▶ **Task goal**:
Find every line with the word "JSON" and report how many there are, without any other text.

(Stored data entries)
==========
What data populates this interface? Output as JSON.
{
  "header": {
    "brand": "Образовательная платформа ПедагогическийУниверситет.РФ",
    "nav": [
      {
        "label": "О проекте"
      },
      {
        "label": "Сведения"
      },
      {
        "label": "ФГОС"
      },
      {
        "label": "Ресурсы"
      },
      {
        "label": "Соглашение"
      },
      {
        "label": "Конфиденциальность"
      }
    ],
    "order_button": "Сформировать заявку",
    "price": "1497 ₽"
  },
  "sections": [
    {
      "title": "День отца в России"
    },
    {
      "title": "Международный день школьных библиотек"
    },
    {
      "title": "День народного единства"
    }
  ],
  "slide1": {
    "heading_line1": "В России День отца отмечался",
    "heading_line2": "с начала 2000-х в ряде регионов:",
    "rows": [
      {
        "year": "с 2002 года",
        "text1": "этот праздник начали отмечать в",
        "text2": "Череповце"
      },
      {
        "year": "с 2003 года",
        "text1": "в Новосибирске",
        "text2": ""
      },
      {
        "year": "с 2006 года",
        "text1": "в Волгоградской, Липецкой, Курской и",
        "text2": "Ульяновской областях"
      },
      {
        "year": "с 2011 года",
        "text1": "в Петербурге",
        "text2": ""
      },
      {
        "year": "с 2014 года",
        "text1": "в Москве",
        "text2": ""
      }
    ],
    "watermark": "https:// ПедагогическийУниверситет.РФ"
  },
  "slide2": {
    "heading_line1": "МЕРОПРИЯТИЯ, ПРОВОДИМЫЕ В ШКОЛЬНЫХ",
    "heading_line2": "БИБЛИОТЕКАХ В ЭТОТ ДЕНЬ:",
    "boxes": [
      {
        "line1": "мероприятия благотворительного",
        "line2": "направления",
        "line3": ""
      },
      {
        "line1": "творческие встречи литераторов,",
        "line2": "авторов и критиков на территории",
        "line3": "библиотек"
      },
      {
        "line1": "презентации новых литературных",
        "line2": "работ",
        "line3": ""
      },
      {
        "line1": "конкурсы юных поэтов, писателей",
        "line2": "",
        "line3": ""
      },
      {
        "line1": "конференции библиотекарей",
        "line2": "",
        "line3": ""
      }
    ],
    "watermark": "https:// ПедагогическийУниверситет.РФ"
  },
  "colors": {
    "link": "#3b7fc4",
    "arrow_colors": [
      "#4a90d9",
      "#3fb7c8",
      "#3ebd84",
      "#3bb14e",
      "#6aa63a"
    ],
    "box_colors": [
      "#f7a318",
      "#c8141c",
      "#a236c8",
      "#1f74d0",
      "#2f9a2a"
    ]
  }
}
==========
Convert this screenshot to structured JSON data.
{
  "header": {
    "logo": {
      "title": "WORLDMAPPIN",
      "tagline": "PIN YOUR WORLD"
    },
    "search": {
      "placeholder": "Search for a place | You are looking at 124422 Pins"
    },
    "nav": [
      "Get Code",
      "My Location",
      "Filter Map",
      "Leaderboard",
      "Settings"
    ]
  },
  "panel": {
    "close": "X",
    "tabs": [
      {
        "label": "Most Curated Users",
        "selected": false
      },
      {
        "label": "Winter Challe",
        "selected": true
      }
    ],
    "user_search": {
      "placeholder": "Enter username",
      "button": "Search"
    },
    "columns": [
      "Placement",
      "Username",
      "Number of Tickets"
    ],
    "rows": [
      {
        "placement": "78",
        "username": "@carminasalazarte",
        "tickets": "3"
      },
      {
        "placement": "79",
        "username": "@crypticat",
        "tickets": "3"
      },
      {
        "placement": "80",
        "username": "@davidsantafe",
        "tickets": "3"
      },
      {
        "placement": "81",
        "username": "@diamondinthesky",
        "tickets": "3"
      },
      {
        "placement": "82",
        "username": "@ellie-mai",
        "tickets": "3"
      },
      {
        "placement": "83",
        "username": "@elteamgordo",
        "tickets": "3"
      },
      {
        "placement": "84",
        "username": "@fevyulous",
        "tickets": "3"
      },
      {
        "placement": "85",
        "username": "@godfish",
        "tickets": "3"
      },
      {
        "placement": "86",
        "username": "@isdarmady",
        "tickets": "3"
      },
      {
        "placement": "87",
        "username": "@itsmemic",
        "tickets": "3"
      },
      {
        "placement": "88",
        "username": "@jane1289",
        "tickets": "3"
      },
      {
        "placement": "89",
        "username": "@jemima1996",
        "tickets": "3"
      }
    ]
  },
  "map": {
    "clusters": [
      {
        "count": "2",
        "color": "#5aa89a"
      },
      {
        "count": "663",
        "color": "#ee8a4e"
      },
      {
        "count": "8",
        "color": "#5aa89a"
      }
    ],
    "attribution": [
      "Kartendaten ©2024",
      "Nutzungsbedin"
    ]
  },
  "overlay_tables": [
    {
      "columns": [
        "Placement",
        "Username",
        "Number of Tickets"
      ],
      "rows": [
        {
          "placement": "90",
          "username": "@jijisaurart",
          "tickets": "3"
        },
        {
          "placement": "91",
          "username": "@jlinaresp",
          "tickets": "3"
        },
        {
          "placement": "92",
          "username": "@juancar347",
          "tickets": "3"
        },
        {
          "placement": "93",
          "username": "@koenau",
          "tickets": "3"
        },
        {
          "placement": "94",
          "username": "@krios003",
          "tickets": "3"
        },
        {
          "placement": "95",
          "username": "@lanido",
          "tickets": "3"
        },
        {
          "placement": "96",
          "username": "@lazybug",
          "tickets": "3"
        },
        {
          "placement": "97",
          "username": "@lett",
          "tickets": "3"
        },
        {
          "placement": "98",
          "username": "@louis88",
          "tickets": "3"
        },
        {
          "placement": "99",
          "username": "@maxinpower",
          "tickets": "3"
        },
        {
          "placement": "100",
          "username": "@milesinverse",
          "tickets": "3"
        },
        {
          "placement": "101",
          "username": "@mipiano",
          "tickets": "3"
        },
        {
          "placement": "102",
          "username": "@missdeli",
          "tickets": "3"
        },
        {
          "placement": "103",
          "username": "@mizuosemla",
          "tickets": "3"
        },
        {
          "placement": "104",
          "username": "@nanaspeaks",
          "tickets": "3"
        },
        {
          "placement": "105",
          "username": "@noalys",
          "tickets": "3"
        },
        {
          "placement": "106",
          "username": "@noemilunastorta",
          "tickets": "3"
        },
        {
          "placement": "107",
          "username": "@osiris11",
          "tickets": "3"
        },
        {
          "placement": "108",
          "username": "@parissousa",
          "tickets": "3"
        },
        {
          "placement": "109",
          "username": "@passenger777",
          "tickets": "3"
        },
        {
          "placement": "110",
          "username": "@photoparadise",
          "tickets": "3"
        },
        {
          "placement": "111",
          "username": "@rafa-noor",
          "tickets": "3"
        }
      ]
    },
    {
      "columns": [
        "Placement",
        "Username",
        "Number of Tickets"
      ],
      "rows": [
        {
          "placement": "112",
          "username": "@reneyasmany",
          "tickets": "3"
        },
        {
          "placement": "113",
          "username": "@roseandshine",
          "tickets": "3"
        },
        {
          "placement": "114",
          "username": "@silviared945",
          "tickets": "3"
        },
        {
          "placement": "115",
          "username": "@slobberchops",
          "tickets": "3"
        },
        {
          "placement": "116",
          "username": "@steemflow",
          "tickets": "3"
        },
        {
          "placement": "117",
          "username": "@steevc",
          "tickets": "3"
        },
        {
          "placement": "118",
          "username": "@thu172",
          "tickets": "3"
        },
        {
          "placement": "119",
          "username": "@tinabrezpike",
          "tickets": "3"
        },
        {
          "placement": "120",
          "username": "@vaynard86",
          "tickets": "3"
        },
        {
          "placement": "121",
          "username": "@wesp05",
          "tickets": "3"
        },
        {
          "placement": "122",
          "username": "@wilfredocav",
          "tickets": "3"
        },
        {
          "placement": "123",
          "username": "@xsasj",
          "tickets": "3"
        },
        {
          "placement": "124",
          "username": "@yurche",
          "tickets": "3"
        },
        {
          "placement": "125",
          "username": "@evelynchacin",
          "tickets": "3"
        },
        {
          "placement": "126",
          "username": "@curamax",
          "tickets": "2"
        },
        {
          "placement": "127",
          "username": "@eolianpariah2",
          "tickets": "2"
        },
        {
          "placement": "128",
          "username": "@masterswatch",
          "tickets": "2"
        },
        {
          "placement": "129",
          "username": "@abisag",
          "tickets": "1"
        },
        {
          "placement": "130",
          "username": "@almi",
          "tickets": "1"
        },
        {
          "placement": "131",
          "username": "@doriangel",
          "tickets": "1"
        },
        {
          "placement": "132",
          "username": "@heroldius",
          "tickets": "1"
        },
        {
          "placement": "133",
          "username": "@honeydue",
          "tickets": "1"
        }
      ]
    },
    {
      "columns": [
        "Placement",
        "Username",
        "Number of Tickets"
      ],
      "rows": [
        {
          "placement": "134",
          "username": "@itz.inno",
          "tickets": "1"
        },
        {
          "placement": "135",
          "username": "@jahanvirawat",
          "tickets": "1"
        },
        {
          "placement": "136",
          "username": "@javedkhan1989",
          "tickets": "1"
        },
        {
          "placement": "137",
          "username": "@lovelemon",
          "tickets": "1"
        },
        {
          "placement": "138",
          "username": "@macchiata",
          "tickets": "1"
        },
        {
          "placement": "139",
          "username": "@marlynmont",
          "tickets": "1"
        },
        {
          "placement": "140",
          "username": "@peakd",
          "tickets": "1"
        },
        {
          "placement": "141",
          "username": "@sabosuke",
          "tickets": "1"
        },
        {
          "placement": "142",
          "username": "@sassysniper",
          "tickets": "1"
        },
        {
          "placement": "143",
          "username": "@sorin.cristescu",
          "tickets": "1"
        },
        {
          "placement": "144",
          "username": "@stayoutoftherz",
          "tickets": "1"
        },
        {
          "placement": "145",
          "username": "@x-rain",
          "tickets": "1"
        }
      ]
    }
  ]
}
==========
▶ **Written solution**:
2